== PROBLEM DETAILS ==
Identify the lines that contain the word "screenshot" and copy each one.

== RECORD LIST ==
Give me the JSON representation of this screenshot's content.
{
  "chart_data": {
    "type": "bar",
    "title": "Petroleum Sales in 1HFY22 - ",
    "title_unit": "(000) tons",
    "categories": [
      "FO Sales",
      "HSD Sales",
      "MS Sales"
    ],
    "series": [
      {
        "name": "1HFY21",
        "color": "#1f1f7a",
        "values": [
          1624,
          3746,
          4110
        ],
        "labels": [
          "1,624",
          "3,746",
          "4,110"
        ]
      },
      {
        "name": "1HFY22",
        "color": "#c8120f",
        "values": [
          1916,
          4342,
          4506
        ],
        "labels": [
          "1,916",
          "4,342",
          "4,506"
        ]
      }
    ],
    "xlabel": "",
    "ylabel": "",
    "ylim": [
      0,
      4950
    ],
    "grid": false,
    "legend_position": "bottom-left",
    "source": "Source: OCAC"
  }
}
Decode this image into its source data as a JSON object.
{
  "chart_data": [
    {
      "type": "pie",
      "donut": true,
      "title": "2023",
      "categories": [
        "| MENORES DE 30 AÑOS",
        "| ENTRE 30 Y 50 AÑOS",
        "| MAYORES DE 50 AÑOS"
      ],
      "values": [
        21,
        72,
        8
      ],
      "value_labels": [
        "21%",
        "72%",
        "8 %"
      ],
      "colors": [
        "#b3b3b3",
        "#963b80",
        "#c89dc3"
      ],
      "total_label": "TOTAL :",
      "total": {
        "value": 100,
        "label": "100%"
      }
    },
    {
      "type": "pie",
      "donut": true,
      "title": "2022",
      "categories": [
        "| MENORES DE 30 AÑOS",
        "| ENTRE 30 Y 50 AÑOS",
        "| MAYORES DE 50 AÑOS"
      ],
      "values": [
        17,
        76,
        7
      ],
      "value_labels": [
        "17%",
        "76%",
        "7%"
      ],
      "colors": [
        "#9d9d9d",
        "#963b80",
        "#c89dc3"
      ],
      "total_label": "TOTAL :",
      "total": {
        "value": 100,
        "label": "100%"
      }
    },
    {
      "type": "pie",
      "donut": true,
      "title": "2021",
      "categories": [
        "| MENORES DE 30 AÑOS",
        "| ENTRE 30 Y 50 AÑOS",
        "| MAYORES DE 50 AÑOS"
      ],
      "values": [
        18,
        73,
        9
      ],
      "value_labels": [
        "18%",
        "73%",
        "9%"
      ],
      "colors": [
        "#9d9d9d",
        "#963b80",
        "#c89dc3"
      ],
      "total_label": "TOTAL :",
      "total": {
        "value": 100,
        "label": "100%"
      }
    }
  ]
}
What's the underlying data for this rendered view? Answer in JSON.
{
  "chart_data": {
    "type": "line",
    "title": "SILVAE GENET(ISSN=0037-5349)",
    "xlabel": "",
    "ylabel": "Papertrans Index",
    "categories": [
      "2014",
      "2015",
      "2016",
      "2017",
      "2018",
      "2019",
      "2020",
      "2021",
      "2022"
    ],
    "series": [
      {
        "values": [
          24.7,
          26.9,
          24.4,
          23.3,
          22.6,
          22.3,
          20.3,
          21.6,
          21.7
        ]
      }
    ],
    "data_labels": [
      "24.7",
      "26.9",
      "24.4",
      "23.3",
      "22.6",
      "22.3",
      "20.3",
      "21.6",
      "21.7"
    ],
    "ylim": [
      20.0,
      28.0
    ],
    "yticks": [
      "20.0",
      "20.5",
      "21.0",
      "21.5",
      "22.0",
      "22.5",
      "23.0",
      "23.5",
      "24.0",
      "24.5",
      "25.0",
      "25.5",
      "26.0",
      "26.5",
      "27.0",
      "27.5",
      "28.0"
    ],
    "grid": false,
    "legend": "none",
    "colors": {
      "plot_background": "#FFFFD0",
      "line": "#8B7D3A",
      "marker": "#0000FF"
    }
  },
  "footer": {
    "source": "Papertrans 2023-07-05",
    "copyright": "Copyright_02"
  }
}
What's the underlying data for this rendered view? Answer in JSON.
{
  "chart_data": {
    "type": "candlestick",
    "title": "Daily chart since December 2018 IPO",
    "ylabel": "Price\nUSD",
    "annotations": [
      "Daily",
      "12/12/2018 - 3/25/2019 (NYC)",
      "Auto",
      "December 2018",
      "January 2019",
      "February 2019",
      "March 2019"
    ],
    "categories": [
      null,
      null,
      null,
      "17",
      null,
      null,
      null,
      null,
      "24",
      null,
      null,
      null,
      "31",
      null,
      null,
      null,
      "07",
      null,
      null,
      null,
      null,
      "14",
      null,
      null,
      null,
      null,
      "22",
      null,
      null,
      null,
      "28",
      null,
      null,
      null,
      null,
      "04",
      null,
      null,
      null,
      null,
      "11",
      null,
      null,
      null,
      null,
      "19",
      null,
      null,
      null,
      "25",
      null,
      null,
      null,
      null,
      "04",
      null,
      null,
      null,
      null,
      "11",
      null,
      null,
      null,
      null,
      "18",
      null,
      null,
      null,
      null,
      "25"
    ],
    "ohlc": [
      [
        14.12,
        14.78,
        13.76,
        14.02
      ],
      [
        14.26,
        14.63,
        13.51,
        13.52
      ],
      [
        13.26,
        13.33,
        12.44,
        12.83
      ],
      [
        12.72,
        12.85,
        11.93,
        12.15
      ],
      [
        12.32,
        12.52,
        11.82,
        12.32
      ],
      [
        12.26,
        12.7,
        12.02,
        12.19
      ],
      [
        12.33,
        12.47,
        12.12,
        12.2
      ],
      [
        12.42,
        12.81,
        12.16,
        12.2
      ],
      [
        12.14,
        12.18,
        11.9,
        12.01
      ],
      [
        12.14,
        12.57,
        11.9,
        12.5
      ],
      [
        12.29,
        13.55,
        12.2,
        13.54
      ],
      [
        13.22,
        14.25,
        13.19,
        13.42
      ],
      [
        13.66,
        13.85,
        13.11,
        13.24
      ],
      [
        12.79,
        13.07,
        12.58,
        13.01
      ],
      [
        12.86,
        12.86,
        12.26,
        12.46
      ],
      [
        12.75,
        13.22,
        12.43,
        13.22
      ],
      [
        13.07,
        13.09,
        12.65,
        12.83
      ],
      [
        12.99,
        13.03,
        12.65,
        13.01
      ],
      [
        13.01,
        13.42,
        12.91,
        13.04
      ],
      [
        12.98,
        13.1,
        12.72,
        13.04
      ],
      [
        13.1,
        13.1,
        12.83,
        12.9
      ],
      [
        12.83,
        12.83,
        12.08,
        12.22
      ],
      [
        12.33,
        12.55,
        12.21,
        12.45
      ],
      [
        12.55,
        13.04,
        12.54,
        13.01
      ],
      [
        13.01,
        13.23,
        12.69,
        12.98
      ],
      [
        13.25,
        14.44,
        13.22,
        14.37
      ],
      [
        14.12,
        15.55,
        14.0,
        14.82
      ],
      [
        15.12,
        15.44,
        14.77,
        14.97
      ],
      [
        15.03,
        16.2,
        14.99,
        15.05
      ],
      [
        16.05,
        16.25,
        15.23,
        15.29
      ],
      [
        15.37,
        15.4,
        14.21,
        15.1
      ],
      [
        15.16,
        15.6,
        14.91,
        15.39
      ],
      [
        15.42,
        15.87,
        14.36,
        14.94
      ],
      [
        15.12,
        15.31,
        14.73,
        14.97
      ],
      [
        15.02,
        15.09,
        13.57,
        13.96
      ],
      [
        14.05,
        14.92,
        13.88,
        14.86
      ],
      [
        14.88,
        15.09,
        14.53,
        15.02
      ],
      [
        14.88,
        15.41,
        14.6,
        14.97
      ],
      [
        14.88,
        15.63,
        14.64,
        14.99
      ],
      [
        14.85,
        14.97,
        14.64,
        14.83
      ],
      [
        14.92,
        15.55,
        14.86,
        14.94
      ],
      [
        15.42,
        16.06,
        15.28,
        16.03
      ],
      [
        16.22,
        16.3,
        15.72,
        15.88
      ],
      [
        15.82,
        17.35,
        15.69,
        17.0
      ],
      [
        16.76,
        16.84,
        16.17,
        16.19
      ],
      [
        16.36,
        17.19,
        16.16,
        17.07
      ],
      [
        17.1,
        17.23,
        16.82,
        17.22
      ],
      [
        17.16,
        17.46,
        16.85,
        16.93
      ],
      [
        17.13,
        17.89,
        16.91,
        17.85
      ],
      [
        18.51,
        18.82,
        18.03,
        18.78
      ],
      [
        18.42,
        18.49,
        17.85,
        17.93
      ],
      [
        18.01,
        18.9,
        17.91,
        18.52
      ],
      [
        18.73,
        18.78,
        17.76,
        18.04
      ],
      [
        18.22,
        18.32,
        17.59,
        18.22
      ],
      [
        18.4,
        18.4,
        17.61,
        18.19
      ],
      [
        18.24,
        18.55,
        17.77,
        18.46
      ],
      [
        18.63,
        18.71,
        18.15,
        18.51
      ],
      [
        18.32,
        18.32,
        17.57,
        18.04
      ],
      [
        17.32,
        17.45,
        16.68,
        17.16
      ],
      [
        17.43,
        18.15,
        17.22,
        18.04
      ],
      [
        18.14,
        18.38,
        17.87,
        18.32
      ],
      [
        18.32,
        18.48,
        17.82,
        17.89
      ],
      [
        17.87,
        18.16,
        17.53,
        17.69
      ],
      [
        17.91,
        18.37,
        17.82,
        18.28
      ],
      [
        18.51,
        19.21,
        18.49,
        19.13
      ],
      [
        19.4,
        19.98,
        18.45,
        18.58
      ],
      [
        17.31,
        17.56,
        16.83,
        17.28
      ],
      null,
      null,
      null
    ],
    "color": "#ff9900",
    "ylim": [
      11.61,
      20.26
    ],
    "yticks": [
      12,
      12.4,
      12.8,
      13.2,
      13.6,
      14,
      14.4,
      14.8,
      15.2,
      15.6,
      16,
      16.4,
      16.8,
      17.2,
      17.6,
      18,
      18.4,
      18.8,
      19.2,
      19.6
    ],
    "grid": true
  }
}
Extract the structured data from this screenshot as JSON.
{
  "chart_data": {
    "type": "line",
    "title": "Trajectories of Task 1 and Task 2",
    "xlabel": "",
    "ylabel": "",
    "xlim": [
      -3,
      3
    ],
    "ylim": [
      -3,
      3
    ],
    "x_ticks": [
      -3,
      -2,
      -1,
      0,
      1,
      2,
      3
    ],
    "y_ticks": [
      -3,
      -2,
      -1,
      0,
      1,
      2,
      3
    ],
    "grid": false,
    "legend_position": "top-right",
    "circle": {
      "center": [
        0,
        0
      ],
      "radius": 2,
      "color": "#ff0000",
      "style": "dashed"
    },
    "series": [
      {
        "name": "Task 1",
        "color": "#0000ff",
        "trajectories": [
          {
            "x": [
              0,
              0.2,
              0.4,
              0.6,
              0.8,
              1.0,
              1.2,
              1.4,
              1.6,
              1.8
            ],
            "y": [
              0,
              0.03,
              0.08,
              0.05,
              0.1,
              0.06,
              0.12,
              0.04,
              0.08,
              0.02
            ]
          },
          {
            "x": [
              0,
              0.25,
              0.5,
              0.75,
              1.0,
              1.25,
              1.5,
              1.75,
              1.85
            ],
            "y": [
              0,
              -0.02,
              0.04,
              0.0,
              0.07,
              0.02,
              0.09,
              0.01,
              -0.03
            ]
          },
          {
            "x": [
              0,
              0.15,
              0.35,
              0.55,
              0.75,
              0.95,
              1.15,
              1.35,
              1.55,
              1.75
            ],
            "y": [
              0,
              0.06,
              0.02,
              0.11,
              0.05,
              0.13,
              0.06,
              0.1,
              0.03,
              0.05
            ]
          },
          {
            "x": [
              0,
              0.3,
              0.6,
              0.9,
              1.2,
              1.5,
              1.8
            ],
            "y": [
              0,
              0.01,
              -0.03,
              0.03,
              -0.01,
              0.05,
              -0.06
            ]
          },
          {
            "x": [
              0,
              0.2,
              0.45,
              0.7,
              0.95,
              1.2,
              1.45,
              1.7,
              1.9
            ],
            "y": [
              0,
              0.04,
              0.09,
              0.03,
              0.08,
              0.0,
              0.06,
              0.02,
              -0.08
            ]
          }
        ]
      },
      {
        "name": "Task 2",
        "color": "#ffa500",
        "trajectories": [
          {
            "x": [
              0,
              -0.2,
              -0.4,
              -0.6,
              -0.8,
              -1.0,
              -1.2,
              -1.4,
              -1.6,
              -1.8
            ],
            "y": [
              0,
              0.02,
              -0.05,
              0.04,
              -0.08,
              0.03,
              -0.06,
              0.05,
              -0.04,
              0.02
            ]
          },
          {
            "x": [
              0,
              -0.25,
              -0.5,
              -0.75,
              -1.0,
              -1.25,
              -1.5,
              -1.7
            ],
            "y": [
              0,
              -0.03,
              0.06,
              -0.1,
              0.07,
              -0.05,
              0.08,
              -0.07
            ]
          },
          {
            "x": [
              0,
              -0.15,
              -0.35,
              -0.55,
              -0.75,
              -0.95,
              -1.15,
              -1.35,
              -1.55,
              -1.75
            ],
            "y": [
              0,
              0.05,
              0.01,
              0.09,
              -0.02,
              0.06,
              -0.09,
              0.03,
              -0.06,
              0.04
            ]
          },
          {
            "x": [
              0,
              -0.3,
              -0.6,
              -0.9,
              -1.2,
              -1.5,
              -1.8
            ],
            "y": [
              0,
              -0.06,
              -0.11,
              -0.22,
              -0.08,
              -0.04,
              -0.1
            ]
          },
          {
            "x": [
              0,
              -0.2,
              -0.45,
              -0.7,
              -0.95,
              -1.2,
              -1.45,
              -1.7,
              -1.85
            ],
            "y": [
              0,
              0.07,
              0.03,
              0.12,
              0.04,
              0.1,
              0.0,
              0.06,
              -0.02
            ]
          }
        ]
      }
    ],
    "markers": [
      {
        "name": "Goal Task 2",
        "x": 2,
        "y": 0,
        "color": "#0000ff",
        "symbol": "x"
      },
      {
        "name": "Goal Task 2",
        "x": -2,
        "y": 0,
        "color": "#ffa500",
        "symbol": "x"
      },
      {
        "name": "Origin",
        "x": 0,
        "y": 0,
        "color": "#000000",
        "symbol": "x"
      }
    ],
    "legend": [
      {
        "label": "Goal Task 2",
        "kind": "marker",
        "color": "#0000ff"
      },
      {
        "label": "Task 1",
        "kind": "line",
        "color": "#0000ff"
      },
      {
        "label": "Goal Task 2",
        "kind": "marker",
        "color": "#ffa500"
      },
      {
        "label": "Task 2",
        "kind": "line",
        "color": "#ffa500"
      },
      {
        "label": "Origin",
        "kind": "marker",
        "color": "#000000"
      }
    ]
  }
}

== WRITTEN RESPONSE ==
Give me the JSON representation of this screenshot's content.
Extract the structured data from this screenshot as JSON.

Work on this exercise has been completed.